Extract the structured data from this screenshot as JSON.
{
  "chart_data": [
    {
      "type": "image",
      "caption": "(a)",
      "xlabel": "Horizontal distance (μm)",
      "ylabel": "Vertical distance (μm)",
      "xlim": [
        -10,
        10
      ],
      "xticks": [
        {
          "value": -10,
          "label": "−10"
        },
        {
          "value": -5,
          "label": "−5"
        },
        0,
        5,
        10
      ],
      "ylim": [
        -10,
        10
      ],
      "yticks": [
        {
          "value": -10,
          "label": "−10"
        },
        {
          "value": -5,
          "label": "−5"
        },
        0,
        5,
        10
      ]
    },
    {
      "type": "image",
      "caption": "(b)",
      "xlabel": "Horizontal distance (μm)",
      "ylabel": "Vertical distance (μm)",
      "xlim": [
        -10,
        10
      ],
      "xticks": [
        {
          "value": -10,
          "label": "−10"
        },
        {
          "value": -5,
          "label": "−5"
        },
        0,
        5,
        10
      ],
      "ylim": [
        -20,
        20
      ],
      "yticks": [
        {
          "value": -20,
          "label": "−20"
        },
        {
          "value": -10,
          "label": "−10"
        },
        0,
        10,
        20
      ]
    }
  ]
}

● What the exercise asks:
Write out the full listing exactly as given.

● Solution to this exercise:
Extract the structured data from this screenshot as JSON.
{
  "chart_data": [
    {
      "type": "image",
      "caption": "(a)",
      "xlabel": "Horizontal distance (μm)",
      "ylabel": "Vertical distance (μm)",
      "xlim": [
        -10,
        10
      ],
      "xticks": [
        {
          "value": -10,
          "label": "−10"
        },
        {
          "value": -5,
          "label": "−5"
        },
        0,
        5,
        10
      ],
      "ylim": [
        -10,
        10
      ],
      "yticks": [
        {
          "value": -10,
          "label": "−10"
        },
        {
          "value": -5,
          "label": "−5"
        },
        0,
        5,
        10
      ]
    },
    {
      "type": "image",
      "caption": "(b)",
      "xlabel": "Horizontal distance (μm)",
      "ylabel": "Vertical distance (μm)",
      "xlim": [
        -10,
        10
      ],
      "xticks": [
        {
          "value": -10,
          "label": "−10"
        },
        {
          "value": -5,
          "label": "−5"
        },
        0,
        5,
        10
      ],
      "ylim": [
        -20,
        20
      ],
      "yticks": [
        {
          "value": -20,
          "label": "−20"
        },
        {
          "value": -10,
          "label": "−10"
        },
        0,
        10,
        20
      ]
    }
  ]
}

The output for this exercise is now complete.